From the entries below, pull out each line where "source" appears.

# start of DATA SHOWN

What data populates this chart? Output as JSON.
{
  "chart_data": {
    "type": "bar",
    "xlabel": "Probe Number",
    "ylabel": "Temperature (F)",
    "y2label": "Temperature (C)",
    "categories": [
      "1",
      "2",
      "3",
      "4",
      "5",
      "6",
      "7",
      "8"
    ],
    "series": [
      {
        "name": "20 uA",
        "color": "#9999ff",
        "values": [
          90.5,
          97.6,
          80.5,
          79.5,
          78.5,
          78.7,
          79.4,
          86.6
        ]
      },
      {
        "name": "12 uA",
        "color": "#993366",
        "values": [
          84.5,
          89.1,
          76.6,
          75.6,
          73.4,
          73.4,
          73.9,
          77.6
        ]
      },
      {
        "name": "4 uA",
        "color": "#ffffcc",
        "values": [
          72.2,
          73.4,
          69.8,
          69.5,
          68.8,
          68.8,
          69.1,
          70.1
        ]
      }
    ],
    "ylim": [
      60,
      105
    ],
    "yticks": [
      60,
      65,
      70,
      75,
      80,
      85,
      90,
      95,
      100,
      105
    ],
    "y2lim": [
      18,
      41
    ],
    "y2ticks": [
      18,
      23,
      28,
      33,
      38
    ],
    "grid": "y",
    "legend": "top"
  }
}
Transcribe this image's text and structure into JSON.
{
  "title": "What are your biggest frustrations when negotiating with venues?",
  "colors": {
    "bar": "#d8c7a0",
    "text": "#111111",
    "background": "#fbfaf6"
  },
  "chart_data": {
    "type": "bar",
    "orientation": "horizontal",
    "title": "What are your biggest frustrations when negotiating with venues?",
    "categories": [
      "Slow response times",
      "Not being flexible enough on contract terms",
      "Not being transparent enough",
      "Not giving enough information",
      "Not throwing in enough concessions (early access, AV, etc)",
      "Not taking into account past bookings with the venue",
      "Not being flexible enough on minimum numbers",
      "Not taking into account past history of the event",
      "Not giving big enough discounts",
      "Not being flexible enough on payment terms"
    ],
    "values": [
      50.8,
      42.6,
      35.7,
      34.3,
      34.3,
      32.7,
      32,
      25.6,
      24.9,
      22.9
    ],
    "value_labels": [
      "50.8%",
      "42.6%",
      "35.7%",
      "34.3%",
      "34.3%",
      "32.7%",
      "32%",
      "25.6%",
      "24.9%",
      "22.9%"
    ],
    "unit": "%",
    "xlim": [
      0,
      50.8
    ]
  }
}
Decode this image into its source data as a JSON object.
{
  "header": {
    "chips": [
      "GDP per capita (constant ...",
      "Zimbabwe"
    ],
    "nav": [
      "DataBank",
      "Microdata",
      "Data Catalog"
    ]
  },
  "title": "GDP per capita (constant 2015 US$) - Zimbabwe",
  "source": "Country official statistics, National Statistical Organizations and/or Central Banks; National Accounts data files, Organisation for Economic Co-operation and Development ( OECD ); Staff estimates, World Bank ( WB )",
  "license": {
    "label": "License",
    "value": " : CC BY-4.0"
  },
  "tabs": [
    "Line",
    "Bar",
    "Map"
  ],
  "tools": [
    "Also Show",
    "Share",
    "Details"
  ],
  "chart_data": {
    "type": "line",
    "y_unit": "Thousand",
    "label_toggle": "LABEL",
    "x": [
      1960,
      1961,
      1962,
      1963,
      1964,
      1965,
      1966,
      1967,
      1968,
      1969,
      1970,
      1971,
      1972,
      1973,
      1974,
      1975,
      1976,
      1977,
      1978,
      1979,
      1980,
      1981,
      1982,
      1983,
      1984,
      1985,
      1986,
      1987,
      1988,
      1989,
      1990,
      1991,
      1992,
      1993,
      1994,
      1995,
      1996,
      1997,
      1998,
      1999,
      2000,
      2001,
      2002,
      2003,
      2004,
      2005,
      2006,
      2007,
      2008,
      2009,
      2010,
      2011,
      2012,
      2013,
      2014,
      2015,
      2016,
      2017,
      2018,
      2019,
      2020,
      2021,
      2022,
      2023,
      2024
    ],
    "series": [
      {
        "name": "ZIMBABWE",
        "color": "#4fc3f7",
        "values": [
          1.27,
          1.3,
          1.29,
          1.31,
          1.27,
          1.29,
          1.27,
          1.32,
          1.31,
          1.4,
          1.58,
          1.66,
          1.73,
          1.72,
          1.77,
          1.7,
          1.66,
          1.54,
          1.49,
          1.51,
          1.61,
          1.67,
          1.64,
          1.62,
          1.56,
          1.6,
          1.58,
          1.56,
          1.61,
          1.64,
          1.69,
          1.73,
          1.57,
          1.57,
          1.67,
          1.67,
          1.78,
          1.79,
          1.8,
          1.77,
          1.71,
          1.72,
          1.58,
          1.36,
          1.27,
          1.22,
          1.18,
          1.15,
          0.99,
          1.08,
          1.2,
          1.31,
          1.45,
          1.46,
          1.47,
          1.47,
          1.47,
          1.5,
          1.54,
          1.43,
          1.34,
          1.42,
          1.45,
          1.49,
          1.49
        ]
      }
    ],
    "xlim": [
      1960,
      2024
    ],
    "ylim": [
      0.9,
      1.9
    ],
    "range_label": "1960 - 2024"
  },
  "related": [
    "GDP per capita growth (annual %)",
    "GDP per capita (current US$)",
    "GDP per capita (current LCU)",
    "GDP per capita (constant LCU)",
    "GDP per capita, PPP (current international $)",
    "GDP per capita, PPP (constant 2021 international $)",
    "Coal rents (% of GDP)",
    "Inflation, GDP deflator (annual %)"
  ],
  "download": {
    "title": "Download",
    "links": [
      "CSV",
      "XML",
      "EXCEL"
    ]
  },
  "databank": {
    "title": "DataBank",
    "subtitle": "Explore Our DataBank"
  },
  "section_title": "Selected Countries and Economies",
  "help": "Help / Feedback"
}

# end of DATA SHOWN

RESPONSE TO THE EXERCISE:
Decode this image into its source data as a JSON object.
  "source": "Country official statistics, National Statistical Organizations and/or Central Banks; National Accounts data files, Organisation for Economic Co-operation and Development ( OECD ); Staff estimates, World Bank ( WB )",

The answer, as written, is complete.